Quote every line of the data below as it stands, omitting pictures.

• [Input for this task]
++++++++++

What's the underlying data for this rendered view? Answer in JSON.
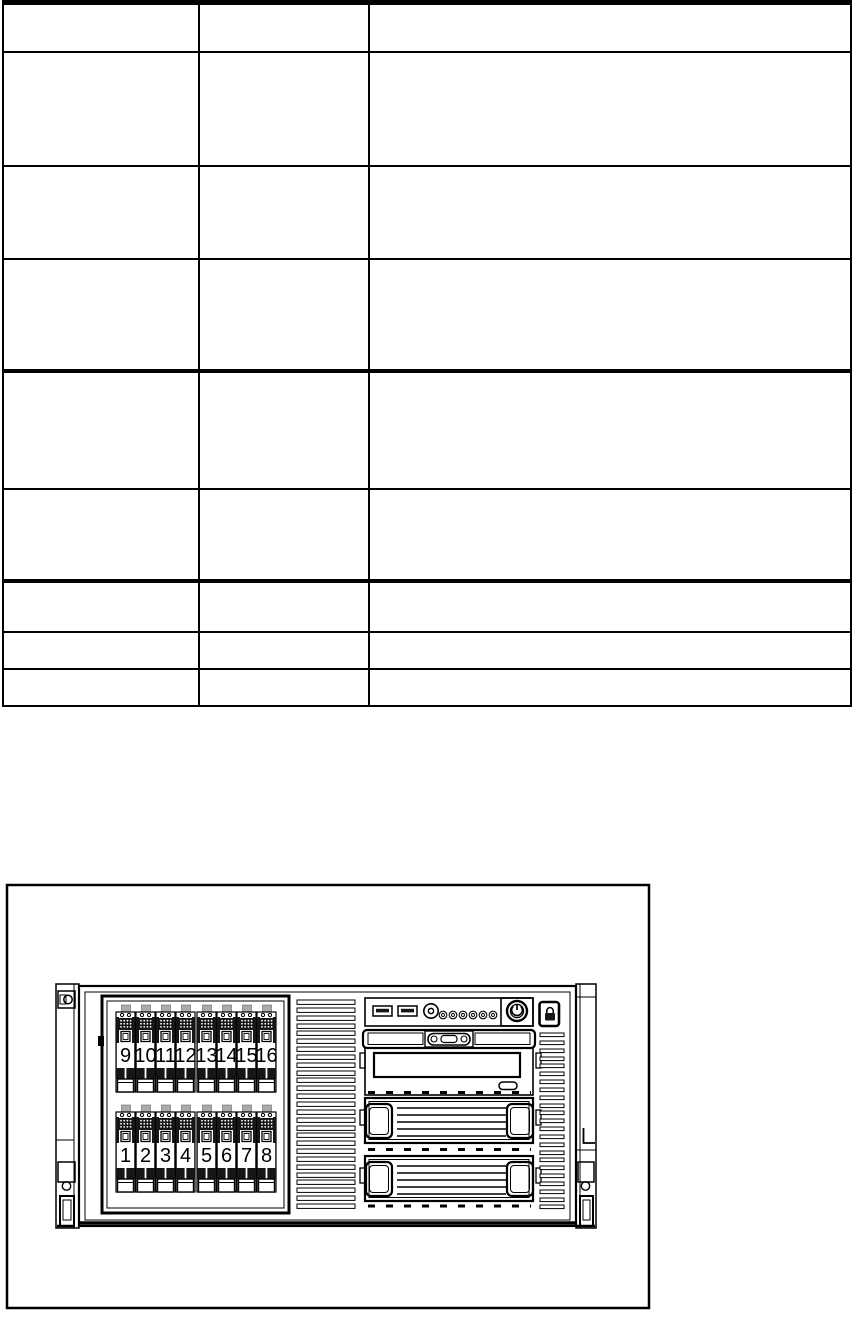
{
  "page": {
    "background": "#ffffff",
    "line_color": "#000000"
  },
  "table": {
    "columns": 3,
    "rows": 9,
    "cells": [
      [
        "",
        "",
        ""
      ],
      [
        "",
        "",
        ""
      ],
      [
        "",
        "",
        ""
      ],
      [
        "",
        "",
        ""
      ],
      [
        "",
        "",
        ""
      ],
      [
        "",
        "",
        ""
      ],
      [
        "",
        "",
        ""
      ],
      [
        "",
        "",
        ""
      ],
      [
        "",
        "",
        ""
      ]
    ]
  },
  "figure": {
    "type": "server-front-panel-line-drawing",
    "drive_bays": {
      "top_row": [
        "9",
        "10",
        "11",
        "12",
        "13",
        "14",
        "15",
        "16"
      ],
      "bottom_row": [
        "1",
        "2",
        "3",
        "4",
        "5",
        "6",
        "7",
        "8"
      ]
    },
    "status_led_count": 6,
    "usb_port_count": 2,
    "components": [
      "left-rack-ear",
      "hot-swap-drive-cage",
      "middle-vent-grille",
      "usb-ports",
      "round-connector",
      "status-leds",
      "power-button",
      "lock-button",
      "vga-connector-panel",
      "optical-drive-bay",
      "eject-button",
      "device-bay-upper",
      "device-bay-lower",
      "right-vent-grille",
      "right-rack-ear"
    ],
    "colors": {
      "line": "#000000",
      "tray_dark": "#161616",
      "background": "#ffffff"
    }
  }
}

++++++++++

• [Worked solution]
What's the underlying data for this rendered view? Answer in JSON.
{
  "page": {
    "background": "#ffffff",
    "line_color": "#000000"
  },
  "table": {
    "columns": 3,
    "rows": 9,
    "cells": [
      [
        "",
        "",
        ""
      ],
      [
        "",
        "",
        ""
      ],
      [
        "",
        "",
        ""
      ],
      [
        "",
        "",
        ""
      ],
      [
        "",
        "",
        ""
      ],
      [
        "",
        "",
        ""
      ],
      [
        "",
        "",
        ""
      ],
      [
        "",
        "",
        ""
      ],
      [
        "",
        "",
        ""
      ]
    ]
  },
  "figure": {
    "type": "server-front-panel-line-drawing",
    "drive_bays": {
      "top_row": [
        "9",
        "10",
        "11",
        "12",
        "13",
        "14",
        "15",
        "16"
      ],
      "bottom_row": [
        "1",
        "2",
        "3",
        "4",
        "5",
        "6",
        "7",
        "8"
      ]
    },
    "status_led_count": 6,
    "usb_port_count": 2,
    "components": [
      "left-rack-ear",
      "hot-swap-drive-cage",
      "middle-vent-grille",
      "usb-ports",
      "round-connector",
      "status-leds",
      "power-button",
      "lock-button",
      "vga-connector-panel",
      "optical-drive-bay",
      "eject-button",
      "device-bay-upper",
      "device-bay-lower",
      "right-vent-grille",
      "right-rack-ear"
    ],
    "colors": {
      "line": "#000000",
      "tray_dark": "#161616",
      "background": "#ffffff"
    }
  }
}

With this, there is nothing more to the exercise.